Your goal
List all lines of the data containing the word "acumulada".

--- BEGIN Data in this exercise ---

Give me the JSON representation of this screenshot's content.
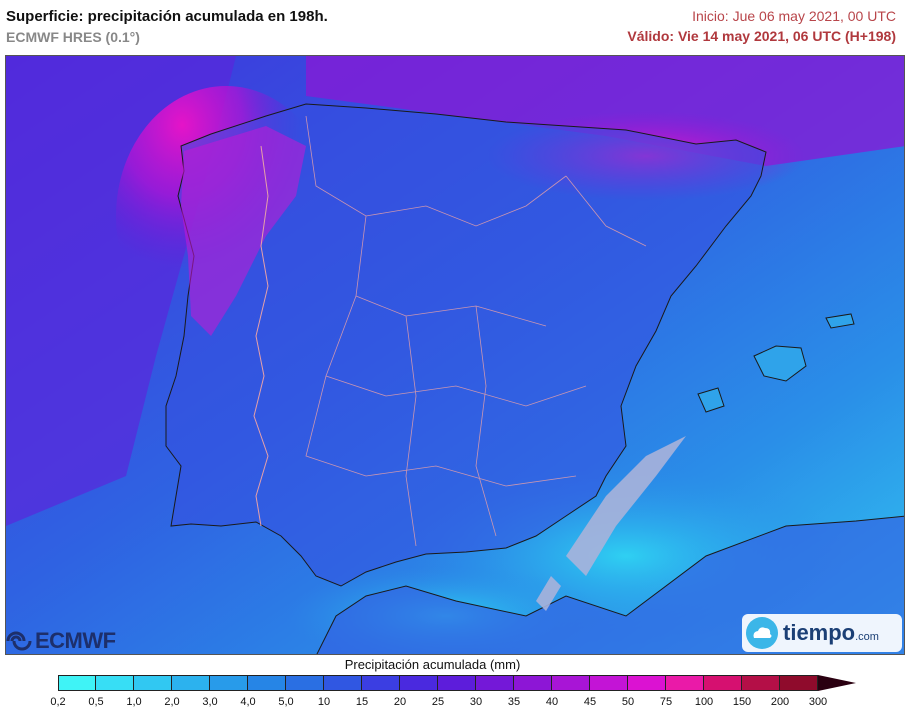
{
  "header": {
    "title": "Superficie: precipitación acumulada en 198h.",
    "model": "ECMWF HRES (0.1°)",
    "init": "Inicio: Jue 06 may 2021, 00 UTC",
    "valid": "Válido: Vie 14 may 2021, 06 UTC (H+198)"
  },
  "logos": {
    "ecmwf": "ECMWF",
    "tiempo": "tiempo",
    "tiempo_suffix": ".com"
  },
  "legend": {
    "title": "Precipitación acumulada (mm)",
    "ticks": [
      "0,2",
      "0,5",
      "1,0",
      "2,0",
      "3,0",
      "4,0",
      "5,0",
      "10",
      "15",
      "20",
      "25",
      "30",
      "35",
      "40",
      "45",
      "50",
      "75",
      "100",
      "150",
      "200",
      "300"
    ],
    "colors": [
      "#3ff3f6",
      "#37def5",
      "#31c8f2",
      "#2cb2ee",
      "#289bea",
      "#2685e6",
      "#2a6fe3",
      "#3057e2",
      "#3b3ee2",
      "#4a29df",
      "#5d1ddb",
      "#7418d8",
      "#8d16d6",
      "#a815d6",
      "#c314d6",
      "#db12d2",
      "#ea1aa8",
      "#d61070",
      "#b40f47",
      "#8f0b2c"
    ],
    "arrow_color": "#2a0010"
  }
}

--- END Data in this exercise ---

Final result
    "title": "Superficie: precipitación acumulada en 198h.",
    "title": "Precipitación acumulada (mm)",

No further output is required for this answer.